Stored data
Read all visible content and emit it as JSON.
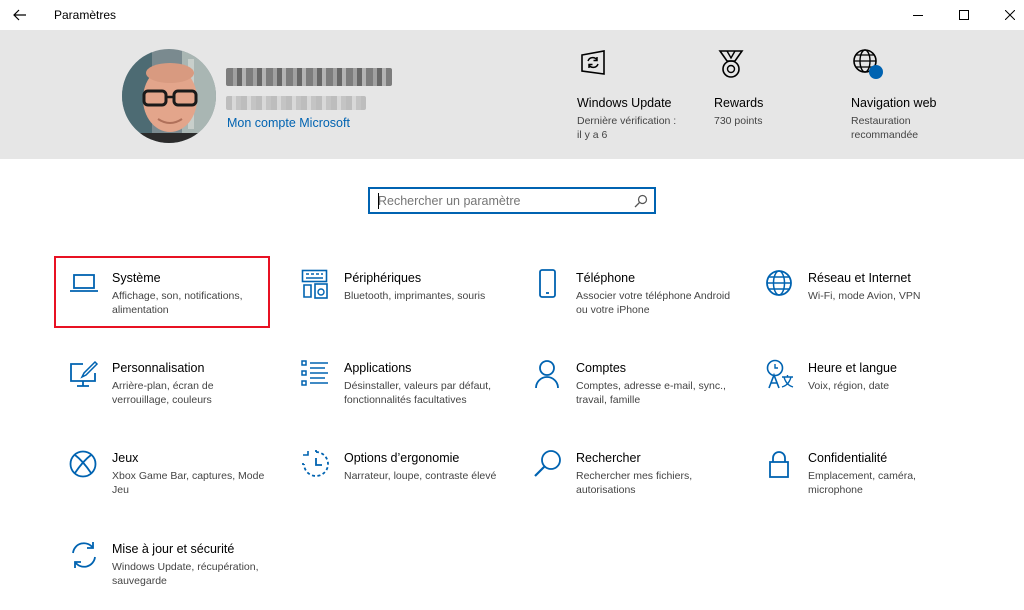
{
  "window": {
    "title": "Paramètres",
    "back_icon": "back-arrow-icon",
    "controls": [
      "minimize-icon",
      "maximize-icon",
      "close-icon"
    ]
  },
  "account": {
    "link_label": "Mon compte Microsoft",
    "name_obscured": true,
    "email_obscured": true
  },
  "quick_links": [
    {
      "title": "Windows Update",
      "subtitle": "Dernière vérification : il y a 6",
      "icon": "windows-update-icon"
    },
    {
      "title": "Rewards",
      "subtitle": "730 points",
      "icon": "rewards-medal-icon"
    },
    {
      "title": "Navigation web",
      "subtitle": "Restauration recommandée",
      "icon": "globe-alert-icon"
    }
  ],
  "search": {
    "placeholder": "Rechercher un paramètre"
  },
  "categories": [
    {
      "title": "Système",
      "subtitle": "Affichage, son, notifications, alimentation",
      "icon": "laptop-icon",
      "highlighted": true
    },
    {
      "title": "Périphériques",
      "subtitle": "Bluetooth, imprimantes, souris",
      "icon": "devices-icon"
    },
    {
      "title": "Téléphone",
      "subtitle": "Associer votre téléphone Android ou votre iPhone",
      "icon": "phone-icon"
    },
    {
      "title": "Réseau et Internet",
      "subtitle": "Wi-Fi, mode Avion, VPN",
      "icon": "globe-icon"
    },
    {
      "title": "Personnalisation",
      "subtitle": "Arrière-plan, écran de verrouillage, couleurs",
      "icon": "personalization-icon"
    },
    {
      "title": "Applications",
      "subtitle": "Désinstaller, valeurs par défaut, fonctionnalités facultatives",
      "icon": "apps-list-icon"
    },
    {
      "title": "Comptes",
      "subtitle": "Comptes, adresse e-mail, sync., travail, famille",
      "icon": "person-icon"
    },
    {
      "title": "Heure et langue",
      "subtitle": "Voix, région, date",
      "icon": "time-language-icon"
    },
    {
      "title": "Jeux",
      "subtitle": "Xbox Game Bar, captures, Mode Jeu",
      "icon": "xbox-icon"
    },
    {
      "title": "Options d’ergonomie",
      "subtitle": "Narrateur, loupe, contraste élevé",
      "icon": "ease-of-access-icon"
    },
    {
      "title": "Rechercher",
      "subtitle": "Rechercher mes fichiers, autorisations",
      "icon": "search-icon"
    },
    {
      "title": "Confidentialité",
      "subtitle": "Emplacement, caméra, microphone",
      "icon": "lock-icon"
    },
    {
      "title": "Mise à jour et sécurité",
      "subtitle": "Windows Update, récupération, sauvegarde",
      "icon": "update-sync-icon"
    }
  ],
  "colors": {
    "accent": "#0063b1",
    "highlight_border": "#e81123",
    "header_bg": "#e6e6e6"
  }
}
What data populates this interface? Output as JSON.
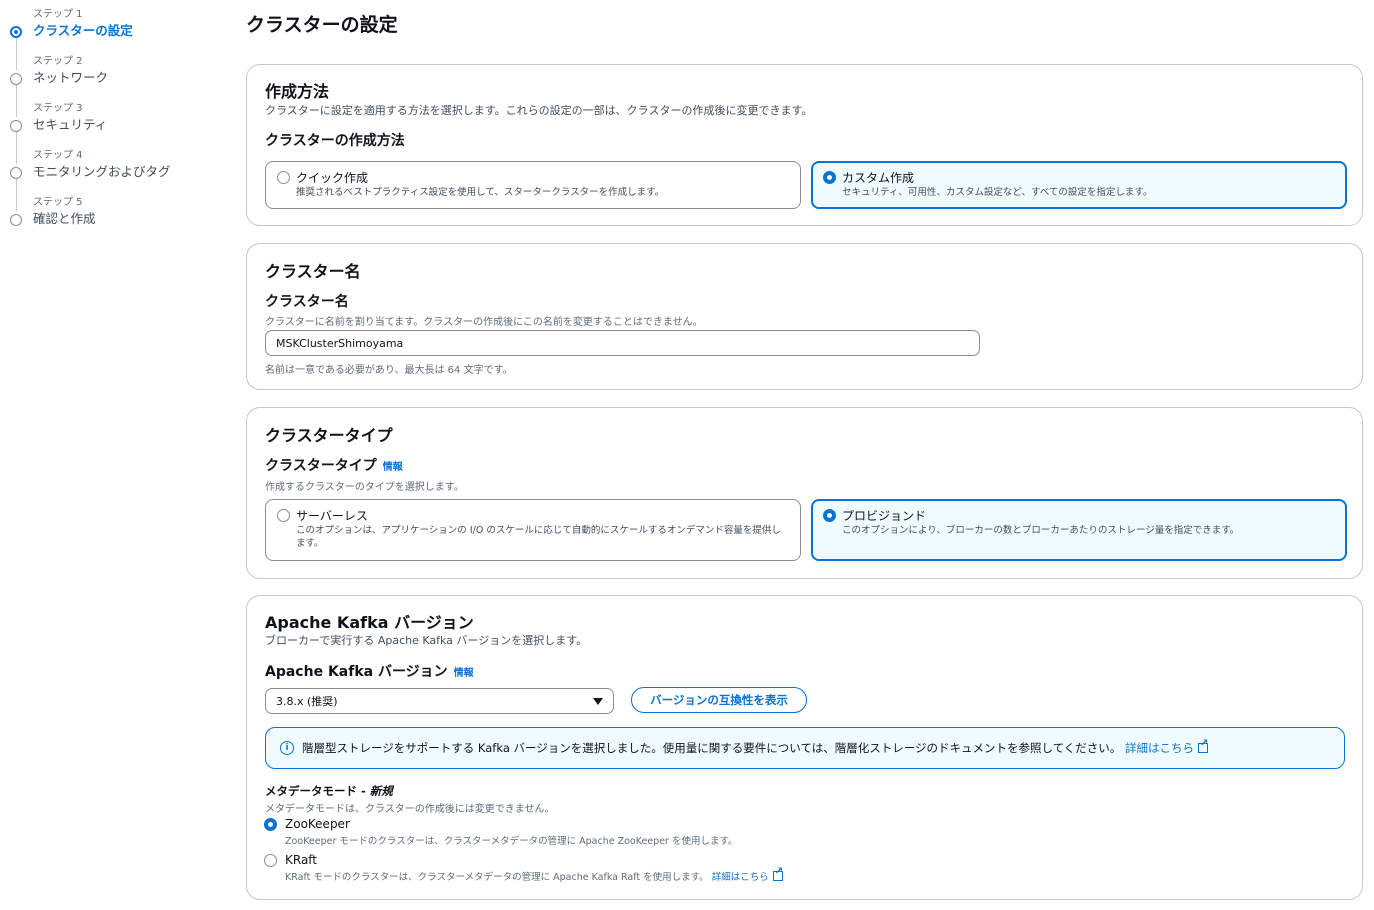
{
  "steps": [
    {
      "num": "ステップ 1",
      "title": "クラスターの設定",
      "active": true
    },
    {
      "num": "ステップ 2",
      "title": "ネットワーク"
    },
    {
      "num": "ステップ 3",
      "title": "セキュリティ"
    },
    {
      "num": "ステップ 4",
      "title": "モニタリングおよびタグ"
    },
    {
      "num": "ステップ 5",
      "title": "確認と作成"
    }
  ],
  "page_title": "クラスターの設定",
  "creation": {
    "header": "作成方法",
    "description": "クラスターに設定を適用する方法を選択します。これらの設定の一部は、クラスターの作成後に変更できます。",
    "label": "クラスターの作成方法",
    "options": [
      {
        "title": "クイック作成",
        "desc": "推奨されるベストプラクティス設定を使用して、スタータークラスターを作成します。",
        "selected": false
      },
      {
        "title": "カスタム作成",
        "desc": "セキュリティ、可用性、カスタム設定など、すべての設定を指定します。",
        "selected": true
      }
    ]
  },
  "cluster_name": {
    "header": "クラスター名",
    "label": "クラスター名",
    "description": "クラスターに名前を割り当てます。クラスターの作成後にこの名前を変更することはできません。",
    "value": "MSKClusterShimoyama",
    "constraint": "名前は一意である必要があり、最大長は 64 文字です。"
  },
  "cluster_type": {
    "header": "クラスタータイプ",
    "label": "クラスタータイプ",
    "info": "情報",
    "description": "作成するクラスターのタイプを選択します。",
    "options": [
      {
        "title": "サーバーレス",
        "desc": "このオプションは、アプリケーションの I/O のスケールに応じて自動的にスケールするオンデマンド容量を提供します。",
        "selected": false
      },
      {
        "title": "プロビジョンド",
        "desc": "このオプションにより、ブローカーの数とブローカーあたりのストレージ量を指定できます。",
        "selected": true
      }
    ]
  },
  "kafka": {
    "header": "Apache Kafka バージョン",
    "description": "ブローカーで実行する Apache Kafka バージョンを選択します。",
    "label": "Apache Kafka バージョン",
    "info": "情報",
    "selected_version": "3.8.x (推奨)",
    "compat_button": "バージョンの互換性を表示",
    "alert_icon": "info-icon",
    "alert_text": "階層型ストレージをサポートする Kafka バージョンを選択しました。使用量に関する要件については、階層化ストレージのドキュメントを参照してください。",
    "alert_link": "詳細はこちら",
    "metadata_label": "メタデータモード - ",
    "metadata_new": "新規",
    "metadata_desc": "メタデータモードは、クラスターの作成後には変更できません。",
    "modes": [
      {
        "title": "ZooKeeper",
        "desc": "ZooKeeper モードのクラスターは、クラスターメタデータの管理に Apache ZooKeeper を使用します。",
        "selected": true
      },
      {
        "title": "KRaft",
        "desc": "KRaft モードのクラスターは、クラスターメタデータの管理に Apache Kafka Raft を使用します。",
        "link": "詳細はこちら",
        "selected": false
      }
    ]
  },
  "colors": {
    "accent": "#0972d3",
    "selected_bg": "#f0fbff",
    "border": "#c6c6cd"
  }
}
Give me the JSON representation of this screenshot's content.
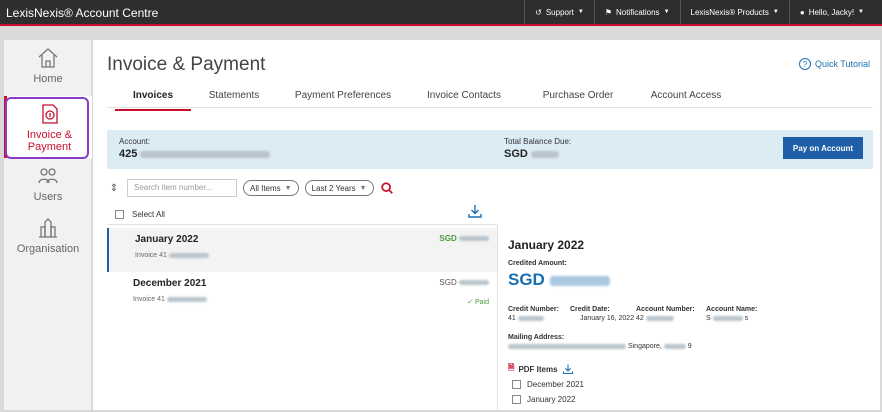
{
  "topbar": {
    "brand": "LexisNexis® Account Centre",
    "support": "Support",
    "notifications": "Notifications",
    "products": "LexisNexis® Products",
    "user": "Hello, Jacky!"
  },
  "sidebar": {
    "items": [
      {
        "label": "Home"
      },
      {
        "label": "Invoice & Payment"
      },
      {
        "label": "Users"
      },
      {
        "label": "Organisation"
      }
    ]
  },
  "page": {
    "title": "Invoice & Payment",
    "tutorial": "Quick Tutorial",
    "tabs": [
      "Invoices",
      "Statements",
      "Payment Preferences",
      "Invoice Contacts",
      "Purchase Order",
      "Account Access"
    ]
  },
  "account": {
    "account_label": "Account:",
    "account_value": "425",
    "balance_label": "Total Balance Due:",
    "balance_value": "SGD",
    "pay_button": "Pay on Account"
  },
  "filters": {
    "search_placeholder": "Search item number...",
    "items_filter": "All Items",
    "period_filter": "Last 2 Years"
  },
  "list": {
    "select_all": "Select All",
    "rows": [
      {
        "month": "January 2022",
        "invoice": "Invoice 41",
        "amount": "SGD",
        "status": ""
      },
      {
        "month": "December 2021",
        "invoice": "Invoice 41",
        "amount": "SGD",
        "status": "✓ Paid"
      }
    ]
  },
  "detail": {
    "title": "January 2022",
    "credited_label": "Credited Amount:",
    "credited_value": "SGD",
    "credit_number_label": "Credit Number:",
    "credit_number_value": "41",
    "credit_date_label": "Credit Date:",
    "credit_date_value": "January 16, 2022",
    "account_number_label": "Account Number:",
    "account_number_value": "42",
    "account_name_label": "Account Name:",
    "account_name_value": "S",
    "account_name_suffix": "s",
    "mailing_label": "Mailing Address:",
    "mailing_city": "Singapore,",
    "mailing_postal_suffix": "9",
    "pdf_label": "PDF Items",
    "pdf_items": [
      "December 2021",
      "January 2022"
    ]
  },
  "colors": {
    "brand_red": "#c8102e",
    "primary_blue": "#1f5fa8",
    "link_blue": "#1a6fb0",
    "paid_green": "#4a9a3a",
    "highlight_purple": "#8a3cc8"
  }
}
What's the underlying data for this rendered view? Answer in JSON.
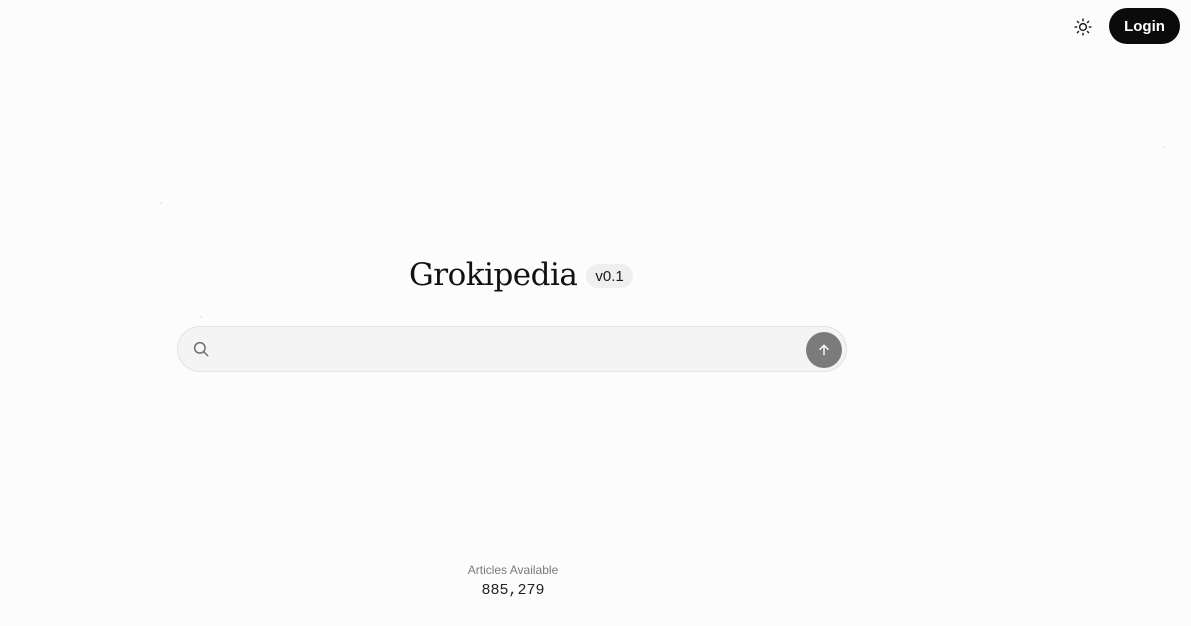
{
  "header": {
    "theme_toggle_icon": "sun-icon",
    "login_label": "Login"
  },
  "brand": {
    "title": "Grokipedia",
    "version": "v0.1"
  },
  "search": {
    "value": "",
    "placeholder": "",
    "search_icon": "search-icon",
    "submit_icon": "arrow-up-icon"
  },
  "stats": {
    "label": "Articles Available",
    "value": "885,279"
  },
  "colors": {
    "background": "#fcfcfc",
    "login_bg": "#0b0b0b",
    "submit_bg": "#7b7b7b",
    "search_bg": "#f4f4f4"
  }
}
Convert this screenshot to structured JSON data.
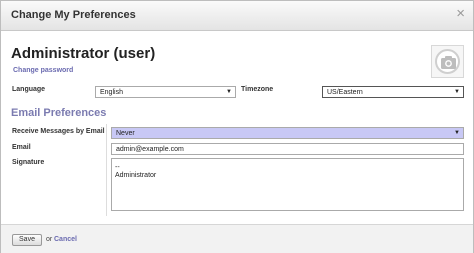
{
  "dialog": {
    "title": "Change My Preferences",
    "close_glyph": "×"
  },
  "user": {
    "name": "Administrator (user)",
    "change_password_label": "Change password",
    "avatar_icon": "camera-icon"
  },
  "preferences": {
    "language_label": "Language",
    "language_value": "English",
    "timezone_label": "Timezone",
    "timezone_value": "US/Eastern"
  },
  "email_prefs": {
    "section_title": "Email Preferences",
    "receive_label": "Receive Messages by Email",
    "receive_value": "Never",
    "email_label": "Email",
    "email_value": "admin@example.com",
    "signature_label": "Signature",
    "signature_value": "--\nAdministrator"
  },
  "footer": {
    "save_label": "Save",
    "or_text": "or",
    "cancel_label": "Cancel"
  },
  "colors": {
    "link": "#6b6bb0",
    "selected_field": "#c8c8f5"
  }
}
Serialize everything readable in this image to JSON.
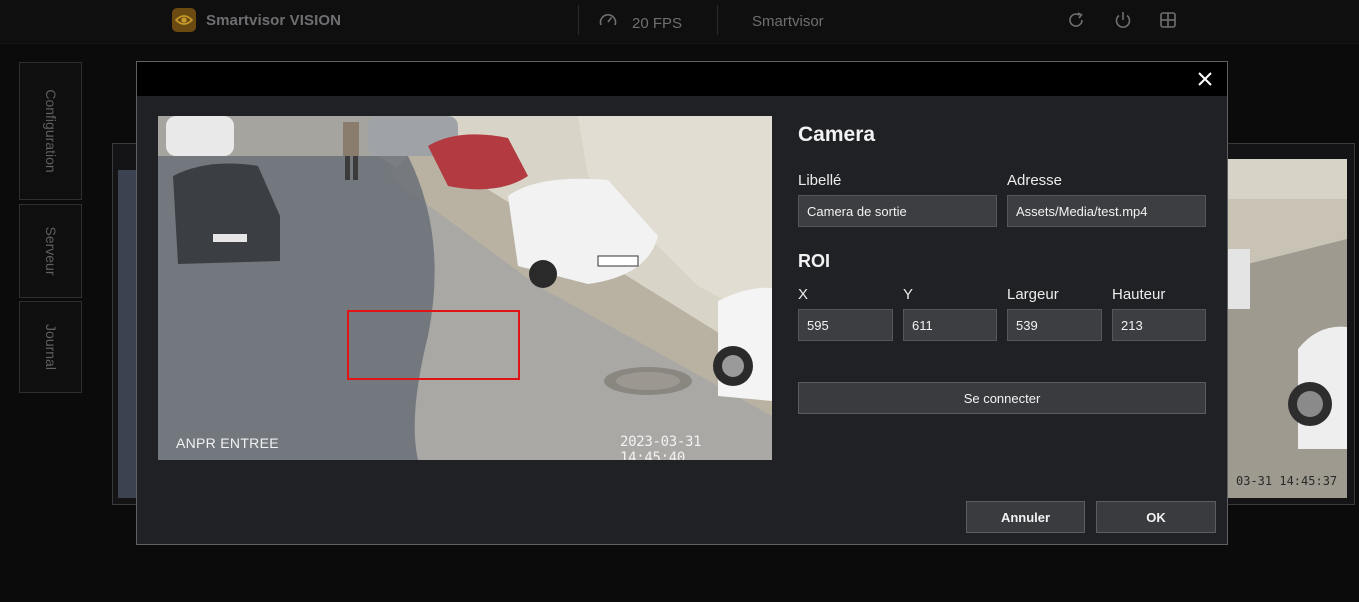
{
  "app": {
    "brand_name": "Smartvisor VISION",
    "fps_label": "20 FPS",
    "app_name": "Smartvisor",
    "brand_color": "#6b4a12"
  },
  "toolbar_icons": [
    "refresh-icon",
    "power-icon",
    "grid-icon"
  ],
  "sidebar": {
    "items": [
      {
        "label": "Configuration"
      },
      {
        "label": "Serveur"
      },
      {
        "label": "Journal"
      }
    ]
  },
  "background_feed": {
    "timestamp": "03-31 14:45:37"
  },
  "dialog": {
    "preview": {
      "camera_label": "ANPR ENTREE",
      "timestamp": "2023-03-31 14:45:40",
      "roi_color": "#e01414"
    },
    "camera_section_title": "Camera",
    "libelle": {
      "label": "Libellé",
      "value": "Camera de sortie"
    },
    "adresse": {
      "label": "Adresse",
      "value": "Assets/Media/test.mp4"
    },
    "roi_section_title": "ROI",
    "roi": {
      "x": {
        "label": "X",
        "value": "595"
      },
      "y": {
        "label": "Y",
        "value": "611"
      },
      "largeur": {
        "label": "Largeur",
        "value": "539"
      },
      "hauteur": {
        "label": "Hauteur",
        "value": "213"
      }
    },
    "connect_button": "Se connecter",
    "cancel_button": "Annuler",
    "ok_button": "OK"
  }
}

== What is required ==
Locate the word "January" in the records and collect each line it appears in.

== Output for this exercise ==
        "month": "January 2022",
    "title": "January 2022",
    "credit_date_value": "January 16, 2022",
      "January 2022"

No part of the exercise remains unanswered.